__BLOC DE TEXTE__.

J’évoquerais trois moments significatifs à certains égards:

1. Rencontre avec le Président Jamal Abdennasser.

Si mes souvenirs sont exacts, c’était la première rencontre entre les deux hommes. Et il n’a pas était facile de l’organiser. Car l’image de Ferhat Abbas dans les fiches des services de renseignements égyptiens était, peut être, à l’origine de certaines réserves. Mais finalement la rencontre s’est déroulée dans une atmosphère sereine, emprunte de respect et de franchise, même si elle manquait de chaleur. En quittant les lieux où nous avons été reçus, Ferhat Abbas résumait ses impressions dans cette phrase: « C’est un grand homme, dommage qu’il traîne une bureaucratie millénaire!! »

2. Rencontre avec le Président Habib Bourguiba à un moment de brouille avec Jamal Abdenasser.

Entre les deux hommes, tout le monde le savait, le courant ne passait pas. Leurs désaccords tournaient parfois à la crise ouverte. Au début de la conversation, Bourguiba commençait à évoquer cette brouille. Alors que personne ne s’y attendait, Ferhat Abbas l’interrompit brusquement: « Mon cher ami cesse de te chamailler avec Abdennasser… (Les deux hommes se tutoyaient)…nous sommes en train de faire face à une guerre atroce et sachez bien que nous avons besoin de vous tous! ». Je m’attendis à une réplique coléreuse habituelle de la part de Habib Bourguiba. Ce fut un silence pesant qui me paraissait long. Puis Bourguiba esquissait un large sourire et change de sujet. Le message du président Abbas était bien reçu. Les conversations revinrent vers l’objet initial de notre rencontre.

3. Rencontre avec sa Majesté Mohamed V (août 1958 moins de deux mois avant la formation du GPRA).

Dépêchés en mission urgente auprès de Sa Mohamed V, Ferhat Abbas et moi nous fument reçus au Palais Royal dés notre arrivée à Rabat. Une grande tension régnait alors aux frontières algéro-marocaines dans la région de Béchar. Des heurts graves et regrettables avaient eu lieu entre des éléments des deux pays. La circulation dans la région était sévérement réglementée et un blocus établi autour de certains points de présence de l’ALN. Sa Majesté Mohamed V nous a reçus, comme il a toujours fait avec les responsables du FLN, avec simplicité et gentillesse. Informé de l’objet de notre mission, il entra directement dans le vif du sujet. « Vous savez que moi et le Maroc tout entier sommes aux côtés de la révolution algérienne. Je peux vous assurer que cela ne changera pas. Mais, en tant que chef d’État, j’ai des obligations envers mon Pays et son unité territoriale. Il y a un problème de frontières entre nos deux pays et j’aimerais que l’on en discute dès maintenant. Je désigne le Prince Moulay El Hassen pour présider la délégation marocaine »

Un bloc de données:
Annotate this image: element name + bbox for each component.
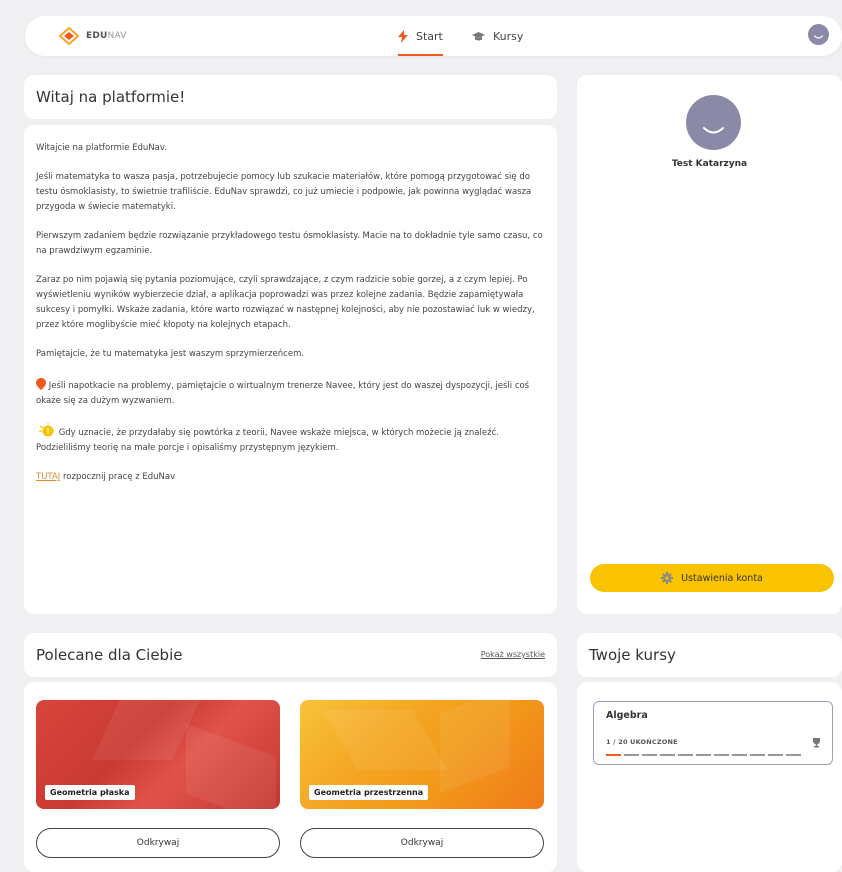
progress-segment [624,754,639,756]
recommended-header-card: Polecane dla Ciebie Pokaż wszystkie [24,633,557,677]
progress-segment [696,754,711,756]
tab-start[interactable]: Start [398,16,443,56]
progress-segment [606,754,621,756]
recommended-title: Polecane dla Ciebie [36,646,183,664]
course-progress-text: 1 / 20 UKOŃCZONE [606,738,678,746]
course-progress-bar [606,754,801,756]
my-courses-body-card: Algebra 1 / 20 UKOŃCZONE [577,682,842,872]
trainer-marker-icon [36,378,46,390]
progress-segment [714,754,729,756]
start-here-link[interactable]: TUTAJ [36,472,60,482]
course-tile-plane-geometry[interactable]: Geometria płaska [36,700,280,809]
logo-text: EDUNAV [86,31,127,41]
welcome-paragraph-cta: TUTAJ rozpocznij pracę z EduNav [36,472,176,482]
lightbulb-icon [39,423,54,437]
welcome-paragraph-trainer: Jeśli napotkacie na problemy, pamiętajci… [36,378,545,409]
discover-button[interactable]: Odkrywaj [36,828,280,858]
profile-name: Test Katarzyna [671,159,748,169]
top-navbar: EDUNAV Start Kursy [25,16,842,56]
course-title: Algebra [606,710,648,721]
progress-segment [732,754,747,756]
smile-icon [703,127,724,134]
profile-card: Test Katarzyna Ustawienia konta [577,75,842,614]
tab-courses-label: Kursy [493,29,524,43]
account-settings-label: Ustawienia konta [681,572,763,584]
user-avatar-button[interactable] [808,24,829,45]
recommended-body-card: Geometria płaska Geometria przestrzenna … [24,682,557,872]
lightning-icon [398,29,408,43]
account-settings-button[interactable]: Ustawienia konta [590,564,834,592]
course-tile-solid-geometry[interactable]: Geometria przestrzenna [300,700,544,809]
profile-avatar [686,95,741,150]
graduation-cap-icon [472,31,485,40]
welcome-header-card: Witaj na platformie! [24,75,557,119]
course-card-algebra[interactable]: Algebra 1 / 20 UKOŃCZONE [593,701,833,765]
gear-icon [661,572,674,584]
welcome-body-card: Witajcie na platformie EduNav. Jeśli mat… [24,125,557,614]
welcome-paragraph-theory: Gdy uznacie, że przydałaby się powtórka … [36,423,545,456]
welcome-paragraph: Pamiętajcie, że tu matematyka jest waszy… [36,349,305,359]
smile-icon [813,35,824,39]
progress-segment [642,754,657,756]
progress-segment [768,754,783,756]
course-tile-label: Geometria płaska [45,785,135,800]
logo[interactable]: EDUNAV [58,27,127,45]
logo-icon [58,27,80,45]
progress-segment [786,754,801,756]
see-all-link[interactable]: Pokaż wszystkie [481,650,545,659]
tab-start-label: Start [416,29,443,43]
discover-button[interactable]: Odkrywaj [300,828,544,858]
progress-segment [678,754,693,756]
welcome-paragraph: Witajcie na platformie EduNav. [36,143,167,153]
trophy-icon [813,738,820,748]
welcome-paragraph: Pierwszym zadaniem będzie rozwiązanie pr… [36,231,543,256]
progress-segment [660,754,675,756]
course-tile-label: Geometria przestrzenna [309,785,429,800]
tab-courses[interactable]: Kursy [472,16,523,56]
welcome-paragraph: Jeśli matematyka to wasza pasja, potrzeb… [36,172,532,212]
progress-segment [750,754,765,756]
my-courses-title: Twoje kursy [589,646,676,664]
welcome-paragraph: Zaraz po nim pojawią się pytania poziomu… [36,275,535,330]
welcome-title: Witaj na platformie! [36,88,186,106]
my-courses-header-card: Twoje kursy [577,633,842,677]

__ACTIONS À RÉALISER__.
**A)** Selon le récit des rencontres, qui Mohamed V désigne-t-il pour présider la délégation marocaine ?
**B)** Condensez sous forme de liste le paragraphe du récit des rencontres qui commence par « Entre les deux hommes, tout le monde le savait », en conservant ses faits principaux.
**C)** Transcrivez tout le passage du récit des rencontres, depuis « Entre les deux hommes, tout » jusqu'à « formation du GPRA). ».
Le listing forme un matériau distinct, indépendant du récit des rencontres.

__RÉPONSES ATTENDUES__.
**A)** Le Prince Moulay El Hassen.

**B)**
- Le courant ne passait pas entre Bourguiba et Abdennasser, et leurs désaccords tournaient parfois à la crise ouverte.
- Au début de la conversation, Bourguiba évoque cette brouille.
- Ferhat Abbas l'interrompt brusquement : il lui demande de cesser de se chamailler avec Abdennasser, car face à une guerre atroce, tous sont nécessaires.
- Au lieu de la réplique coléreuse attendue, un silence pesant s'installe, puis Bourguiba sourit largement et change de sujet.
- Le message est bien reçu, et les conversations reviennent à l'objet initial de la rencontre.

**C)**
Entre les deux hommes, tout le monde le savait, le courant ne passait pas. Leurs désaccords tournaient parfois à la crise ouverte. Au début de la conversation, Bourguiba commençait à évoquer cette brouille. Alors que personne ne s’y attendait, Ferhat Abbas l’interrompit brusquement: « Mon cher ami cesse de te chamailler avec Abdennasser… (Les deux hommes se tutoyaient)…nous sommes en train de faire face à une guerre atroce et sachez bien que nous avons besoin de vous tous! ». Je m’attendis à une réplique coléreuse habituelle de la part de Habib Bourguiba. Ce fut un silence pesant qui me paraissait long. Puis Bourguiba esquissait un large sourire et change de sujet. Le message du président Abbas était bien reçu. Les conversations revinrent vers l’objet initial de notre rencontre.

3. Rencontre avec sa Majesté Mohamed V (août 1958 moins de deux mois avant la formation du GPRA).